◆ **TASK STATEMENT**:
Repeat the following entries verbatim, apart from the pictures.

____________________

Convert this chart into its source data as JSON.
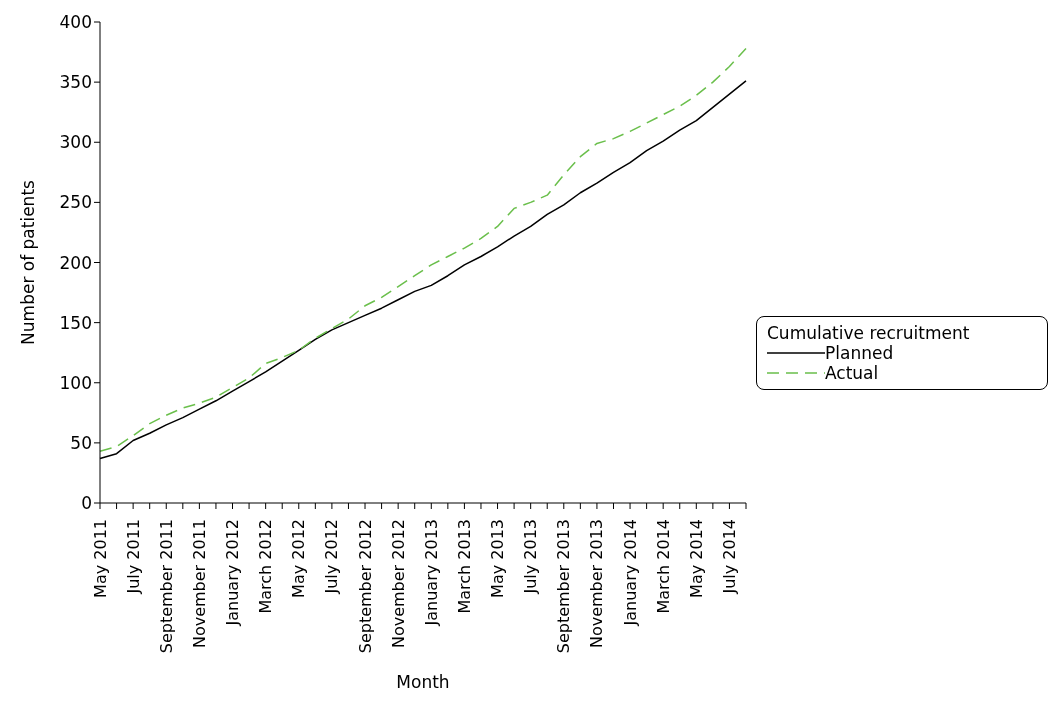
{
  "chart_data": {
    "type": "line",
    "xlabel": "Month",
    "ylabel": "Number of patients",
    "legend_title": "Cumulative recruitment",
    "legend": "right",
    "marker": "none",
    "grid": false,
    "categories": [
      "May 2011",
      null,
      "July 2011",
      null,
      "September 2011",
      null,
      "November 2011",
      null,
      "January 2012",
      null,
      "March 2012",
      null,
      "May 2012",
      null,
      "July 2012",
      null,
      "September 2012",
      null,
      "November 2012",
      null,
      "January 2013",
      null,
      "March 2013",
      null,
      "May 2013",
      null,
      "July 2013",
      null,
      "September 2013",
      null,
      "November 2013",
      null,
      "January 2014",
      null,
      "March 2014",
      null,
      "May 2014",
      null,
      "July 2014",
      null
    ],
    "ylim": [
      0,
      400
    ],
    "yticks": [
      0,
      50,
      100,
      150,
      200,
      250,
      300,
      350,
      400
    ],
    "series": [
      {
        "name": "Planned",
        "color": "#000000",
        "line_style": "solid",
        "values": [
          37,
          41,
          52,
          58,
          65,
          71,
          78,
          85,
          93,
          101,
          109,
          118,
          127,
          136,
          144,
          150,
          156,
          162,
          169,
          176,
          181,
          189,
          198,
          205,
          213,
          222,
          230,
          240,
          248,
          258,
          266,
          275,
          283,
          293,
          301,
          310,
          318,
          329,
          340,
          351
        ]
      },
      {
        "name": "Actual",
        "color": "#6abf4b",
        "line_style": "dashed",
        "values": [
          43,
          47,
          56,
          66,
          73,
          79,
          83,
          88,
          96,
          104,
          116,
          121,
          127,
          137,
          145,
          153,
          164,
          171,
          180,
          189,
          198,
          205,
          212,
          220,
          230,
          245,
          250,
          256,
          273,
          288,
          299,
          303,
          309,
          316,
          323,
          330,
          339,
          350,
          363,
          378
        ]
      }
    ]
  }
}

____________________

◆ **RESULT FOR THIS TASK**:
Convert this chart into its source data as JSON.
{
  "chart_data": {
    "type": "line",
    "xlabel": "Month",
    "ylabel": "Number of patients",
    "legend_title": "Cumulative recruitment",
    "legend": "right",
    "marker": "none",
    "grid": false,
    "categories": [
      "May 2011",
      null,
      "July 2011",
      null,
      "September 2011",
      null,
      "November 2011",
      null,
      "January 2012",
      null,
      "March 2012",
      null,
      "May 2012",
      null,
      "July 2012",
      null,
      "September 2012",
      null,
      "November 2012",
      null,
      "January 2013",
      null,
      "March 2013",
      null,
      "May 2013",
      null,
      "July 2013",
      null,
      "September 2013",
      null,
      "November 2013",
      null,
      "January 2014",
      null,
      "March 2014",
      null,
      "May 2014",
      null,
      "July 2014",
      null
    ],
    "ylim": [
      0,
      400
    ],
    "yticks": [
      0,
      50,
      100,
      150,
      200,
      250,
      300,
      350,
      400
    ],
    "series": [
      {
        "name": "Planned",
        "color": "#000000",
        "line_style": "solid",
        "values": [
          37,
          41,
          52,
          58,
          65,
          71,
          78,
          85,
          93,
          101,
          109,
          118,
          127,
          136,
          144,
          150,
          156,
          162,
          169,
          176,
          181,
          189,
          198,
          205,
          213,
          222,
          230,
          240,
          248,
          258,
          266,
          275,
          283,
          293,
          301,
          310,
          318,
          329,
          340,
          351
        ]
      },
      {
        "name": "Actual",
        "color": "#6abf4b",
        "line_style": "dashed",
        "values": [
          43,
          47,
          56,
          66,
          73,
          79,
          83,
          88,
          96,
          104,
          116,
          121,
          127,
          137,
          145,
          153,
          164,
          171,
          180,
          189,
          198,
          205,
          212,
          220,
          230,
          245,
          250,
          256,
          273,
          288,
          299,
          303,
          309,
          316,
          323,
          330,
          339,
          350,
          363,
          378
        ]
      }
    ]
  }
}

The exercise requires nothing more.